Data lines:
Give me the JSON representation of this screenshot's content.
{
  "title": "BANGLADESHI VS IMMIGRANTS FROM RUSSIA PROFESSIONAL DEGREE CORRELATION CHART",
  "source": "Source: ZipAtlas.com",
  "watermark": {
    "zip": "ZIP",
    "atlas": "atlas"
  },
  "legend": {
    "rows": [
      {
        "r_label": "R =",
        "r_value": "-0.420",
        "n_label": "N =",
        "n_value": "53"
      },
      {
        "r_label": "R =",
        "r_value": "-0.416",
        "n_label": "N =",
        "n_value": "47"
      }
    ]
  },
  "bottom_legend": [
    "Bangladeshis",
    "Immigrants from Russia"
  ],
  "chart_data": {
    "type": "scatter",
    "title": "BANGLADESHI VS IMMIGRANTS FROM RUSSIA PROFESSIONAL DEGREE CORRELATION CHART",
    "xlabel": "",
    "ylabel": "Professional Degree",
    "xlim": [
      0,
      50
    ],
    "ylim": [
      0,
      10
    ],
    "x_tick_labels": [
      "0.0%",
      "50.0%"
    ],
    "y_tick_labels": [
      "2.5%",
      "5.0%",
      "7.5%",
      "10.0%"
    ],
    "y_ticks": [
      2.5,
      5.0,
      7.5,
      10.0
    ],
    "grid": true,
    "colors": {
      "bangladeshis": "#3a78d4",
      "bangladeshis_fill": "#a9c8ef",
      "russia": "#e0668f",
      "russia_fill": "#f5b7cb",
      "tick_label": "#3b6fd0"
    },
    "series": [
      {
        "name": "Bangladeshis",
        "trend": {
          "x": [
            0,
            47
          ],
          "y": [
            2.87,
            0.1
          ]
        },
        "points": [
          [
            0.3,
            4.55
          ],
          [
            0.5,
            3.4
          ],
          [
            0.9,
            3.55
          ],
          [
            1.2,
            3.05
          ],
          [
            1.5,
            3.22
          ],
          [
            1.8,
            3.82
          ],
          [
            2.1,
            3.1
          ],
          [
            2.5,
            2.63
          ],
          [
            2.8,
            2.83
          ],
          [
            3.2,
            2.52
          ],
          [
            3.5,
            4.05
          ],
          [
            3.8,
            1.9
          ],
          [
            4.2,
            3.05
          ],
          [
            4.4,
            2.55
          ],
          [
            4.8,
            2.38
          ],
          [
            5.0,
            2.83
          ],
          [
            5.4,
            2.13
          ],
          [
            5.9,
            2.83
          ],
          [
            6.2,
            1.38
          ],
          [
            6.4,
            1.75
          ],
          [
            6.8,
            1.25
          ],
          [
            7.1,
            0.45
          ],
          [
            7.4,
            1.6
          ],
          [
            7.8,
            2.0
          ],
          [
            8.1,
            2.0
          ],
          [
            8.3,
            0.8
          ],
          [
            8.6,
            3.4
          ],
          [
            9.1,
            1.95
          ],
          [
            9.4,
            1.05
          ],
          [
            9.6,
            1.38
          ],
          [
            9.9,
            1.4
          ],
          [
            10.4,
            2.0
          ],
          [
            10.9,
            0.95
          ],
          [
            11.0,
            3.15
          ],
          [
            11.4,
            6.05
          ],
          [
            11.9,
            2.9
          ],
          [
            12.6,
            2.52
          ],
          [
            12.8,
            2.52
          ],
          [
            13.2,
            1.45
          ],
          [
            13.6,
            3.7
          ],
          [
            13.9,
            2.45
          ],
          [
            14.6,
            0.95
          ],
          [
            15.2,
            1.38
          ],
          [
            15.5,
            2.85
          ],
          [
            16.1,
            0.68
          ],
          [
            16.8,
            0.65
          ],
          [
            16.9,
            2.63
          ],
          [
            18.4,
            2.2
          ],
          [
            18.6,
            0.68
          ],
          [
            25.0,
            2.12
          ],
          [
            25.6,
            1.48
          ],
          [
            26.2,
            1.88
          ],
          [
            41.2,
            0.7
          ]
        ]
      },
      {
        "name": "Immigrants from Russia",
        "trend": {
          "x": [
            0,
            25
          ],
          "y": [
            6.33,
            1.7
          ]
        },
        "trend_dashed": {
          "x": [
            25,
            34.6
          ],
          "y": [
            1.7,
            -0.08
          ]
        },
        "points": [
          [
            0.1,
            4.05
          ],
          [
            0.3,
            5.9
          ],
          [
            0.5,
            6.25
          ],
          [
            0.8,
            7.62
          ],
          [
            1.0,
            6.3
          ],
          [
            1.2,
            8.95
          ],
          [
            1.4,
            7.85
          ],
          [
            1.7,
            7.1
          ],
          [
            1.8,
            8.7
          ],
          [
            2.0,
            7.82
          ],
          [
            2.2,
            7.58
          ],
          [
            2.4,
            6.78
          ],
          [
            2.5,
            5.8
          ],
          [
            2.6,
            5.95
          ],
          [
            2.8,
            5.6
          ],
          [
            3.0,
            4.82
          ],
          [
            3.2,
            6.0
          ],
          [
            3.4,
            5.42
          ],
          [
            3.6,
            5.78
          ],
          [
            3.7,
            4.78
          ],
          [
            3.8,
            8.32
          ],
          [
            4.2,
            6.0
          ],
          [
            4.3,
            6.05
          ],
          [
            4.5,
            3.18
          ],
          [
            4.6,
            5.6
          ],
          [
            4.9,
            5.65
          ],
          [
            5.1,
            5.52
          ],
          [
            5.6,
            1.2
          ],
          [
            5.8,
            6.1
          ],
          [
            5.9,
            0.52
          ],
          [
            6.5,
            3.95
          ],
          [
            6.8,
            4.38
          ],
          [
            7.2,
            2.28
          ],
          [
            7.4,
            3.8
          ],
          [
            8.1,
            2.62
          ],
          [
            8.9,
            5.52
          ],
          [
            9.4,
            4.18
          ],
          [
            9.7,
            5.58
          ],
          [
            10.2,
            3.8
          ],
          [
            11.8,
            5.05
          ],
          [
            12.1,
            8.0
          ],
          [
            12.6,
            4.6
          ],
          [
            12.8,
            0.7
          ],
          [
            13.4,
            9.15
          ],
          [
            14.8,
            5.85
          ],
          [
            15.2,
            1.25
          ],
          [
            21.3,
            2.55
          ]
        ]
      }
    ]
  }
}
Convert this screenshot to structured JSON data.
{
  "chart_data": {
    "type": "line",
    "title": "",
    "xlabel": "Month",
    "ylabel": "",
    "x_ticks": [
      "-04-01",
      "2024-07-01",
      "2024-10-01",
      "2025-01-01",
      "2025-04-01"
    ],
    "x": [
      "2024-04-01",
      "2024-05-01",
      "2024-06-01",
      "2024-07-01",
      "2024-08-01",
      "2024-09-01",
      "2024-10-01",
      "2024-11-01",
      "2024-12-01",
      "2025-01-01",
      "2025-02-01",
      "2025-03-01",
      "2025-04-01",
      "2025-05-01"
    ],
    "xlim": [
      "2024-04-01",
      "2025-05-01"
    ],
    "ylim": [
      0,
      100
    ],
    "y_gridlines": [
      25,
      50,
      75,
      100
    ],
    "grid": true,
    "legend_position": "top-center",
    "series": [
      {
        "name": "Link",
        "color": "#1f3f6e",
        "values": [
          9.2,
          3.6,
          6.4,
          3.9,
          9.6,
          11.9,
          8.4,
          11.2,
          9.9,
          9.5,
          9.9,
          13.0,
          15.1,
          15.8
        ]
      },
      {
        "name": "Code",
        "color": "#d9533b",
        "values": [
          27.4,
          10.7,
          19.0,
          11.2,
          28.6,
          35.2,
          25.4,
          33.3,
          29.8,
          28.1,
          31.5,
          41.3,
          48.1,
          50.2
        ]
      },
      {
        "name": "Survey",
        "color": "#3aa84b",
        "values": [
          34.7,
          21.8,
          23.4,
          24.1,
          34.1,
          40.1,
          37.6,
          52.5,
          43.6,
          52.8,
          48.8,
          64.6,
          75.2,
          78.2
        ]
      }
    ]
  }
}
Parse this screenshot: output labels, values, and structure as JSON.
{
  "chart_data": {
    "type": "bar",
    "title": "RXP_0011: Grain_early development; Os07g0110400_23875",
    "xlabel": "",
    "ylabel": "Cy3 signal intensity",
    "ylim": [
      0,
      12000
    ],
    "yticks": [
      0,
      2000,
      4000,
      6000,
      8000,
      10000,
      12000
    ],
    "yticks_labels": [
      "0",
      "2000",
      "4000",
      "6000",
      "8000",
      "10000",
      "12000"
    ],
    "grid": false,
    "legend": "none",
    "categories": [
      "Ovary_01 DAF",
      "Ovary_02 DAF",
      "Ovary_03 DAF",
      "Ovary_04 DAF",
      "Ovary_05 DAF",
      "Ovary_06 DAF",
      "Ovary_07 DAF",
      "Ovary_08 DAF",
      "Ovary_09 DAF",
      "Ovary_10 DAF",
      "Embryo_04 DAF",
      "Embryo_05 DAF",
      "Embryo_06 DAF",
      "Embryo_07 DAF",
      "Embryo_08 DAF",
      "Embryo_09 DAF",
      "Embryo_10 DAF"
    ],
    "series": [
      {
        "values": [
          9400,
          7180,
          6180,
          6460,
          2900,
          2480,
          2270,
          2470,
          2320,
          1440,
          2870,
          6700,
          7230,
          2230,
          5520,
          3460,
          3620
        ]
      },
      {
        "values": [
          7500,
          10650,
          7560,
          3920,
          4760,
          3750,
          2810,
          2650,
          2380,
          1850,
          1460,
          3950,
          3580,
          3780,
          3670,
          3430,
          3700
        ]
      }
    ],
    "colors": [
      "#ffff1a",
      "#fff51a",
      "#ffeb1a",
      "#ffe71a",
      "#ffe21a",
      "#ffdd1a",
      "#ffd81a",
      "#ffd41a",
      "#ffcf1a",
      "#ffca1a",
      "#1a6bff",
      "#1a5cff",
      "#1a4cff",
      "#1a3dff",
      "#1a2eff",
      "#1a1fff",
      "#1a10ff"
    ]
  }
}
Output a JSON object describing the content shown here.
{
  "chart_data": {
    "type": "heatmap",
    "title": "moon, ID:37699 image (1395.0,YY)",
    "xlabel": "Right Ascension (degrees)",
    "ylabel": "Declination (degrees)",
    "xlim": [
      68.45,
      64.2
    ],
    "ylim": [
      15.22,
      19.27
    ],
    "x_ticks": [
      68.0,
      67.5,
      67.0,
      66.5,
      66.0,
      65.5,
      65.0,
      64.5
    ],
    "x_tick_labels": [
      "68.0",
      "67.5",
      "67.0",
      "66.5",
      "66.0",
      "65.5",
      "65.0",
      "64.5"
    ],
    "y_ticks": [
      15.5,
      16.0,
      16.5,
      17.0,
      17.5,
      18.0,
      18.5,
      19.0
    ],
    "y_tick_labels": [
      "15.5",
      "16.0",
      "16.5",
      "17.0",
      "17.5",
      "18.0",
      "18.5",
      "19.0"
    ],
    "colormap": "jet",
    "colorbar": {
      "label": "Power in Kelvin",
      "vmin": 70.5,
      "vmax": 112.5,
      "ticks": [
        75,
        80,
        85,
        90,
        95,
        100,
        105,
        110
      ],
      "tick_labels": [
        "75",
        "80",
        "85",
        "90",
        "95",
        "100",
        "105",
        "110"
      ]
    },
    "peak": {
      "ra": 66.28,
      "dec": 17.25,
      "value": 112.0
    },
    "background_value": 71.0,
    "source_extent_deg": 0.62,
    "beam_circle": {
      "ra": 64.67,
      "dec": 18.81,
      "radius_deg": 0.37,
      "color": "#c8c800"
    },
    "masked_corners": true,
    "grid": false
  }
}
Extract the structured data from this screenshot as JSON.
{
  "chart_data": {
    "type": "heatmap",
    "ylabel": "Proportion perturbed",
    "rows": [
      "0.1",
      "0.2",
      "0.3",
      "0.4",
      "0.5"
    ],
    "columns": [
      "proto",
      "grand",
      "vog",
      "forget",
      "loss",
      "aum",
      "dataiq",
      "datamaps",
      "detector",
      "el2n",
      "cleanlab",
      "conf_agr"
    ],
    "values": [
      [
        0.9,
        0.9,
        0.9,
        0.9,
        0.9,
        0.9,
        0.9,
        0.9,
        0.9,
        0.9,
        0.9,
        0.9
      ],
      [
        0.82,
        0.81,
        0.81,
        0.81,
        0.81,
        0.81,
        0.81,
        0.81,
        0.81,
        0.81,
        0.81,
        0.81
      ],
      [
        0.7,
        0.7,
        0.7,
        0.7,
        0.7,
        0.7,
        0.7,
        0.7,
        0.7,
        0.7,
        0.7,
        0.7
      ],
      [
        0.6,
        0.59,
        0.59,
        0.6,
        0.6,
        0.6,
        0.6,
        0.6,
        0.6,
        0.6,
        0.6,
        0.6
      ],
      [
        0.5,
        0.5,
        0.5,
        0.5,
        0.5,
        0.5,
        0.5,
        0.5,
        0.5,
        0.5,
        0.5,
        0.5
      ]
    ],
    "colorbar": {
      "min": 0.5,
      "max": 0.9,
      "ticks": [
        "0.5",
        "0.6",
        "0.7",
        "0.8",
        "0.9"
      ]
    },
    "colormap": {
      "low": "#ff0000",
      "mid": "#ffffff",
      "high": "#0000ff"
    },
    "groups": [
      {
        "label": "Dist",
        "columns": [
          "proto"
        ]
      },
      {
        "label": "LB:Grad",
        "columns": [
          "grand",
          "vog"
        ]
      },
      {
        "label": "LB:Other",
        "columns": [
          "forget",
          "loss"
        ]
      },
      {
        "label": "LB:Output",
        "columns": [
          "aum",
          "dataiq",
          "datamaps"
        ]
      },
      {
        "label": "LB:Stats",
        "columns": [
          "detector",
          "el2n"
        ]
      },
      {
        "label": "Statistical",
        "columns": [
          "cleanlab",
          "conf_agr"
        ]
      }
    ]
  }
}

Task to carry out: Filter the entries above down to the lines containing the word "title".

Complete response:
  "title": "BANGLADESHI VS IMMIGRANTS FROM RUSSIA PROFESSIONAL DEGREE CORRELATION CHART",
    "title": "BANGLADESHI VS IMMIGRANTS FROM RUSSIA PROFESSIONAL DEGREE CORRELATION CHART",
    "title": "",
    "title": "RXP_0011: Grain_early development; Os07g0110400_23875",
    "title": "moon, ID:37699 image (1395.0,YY)",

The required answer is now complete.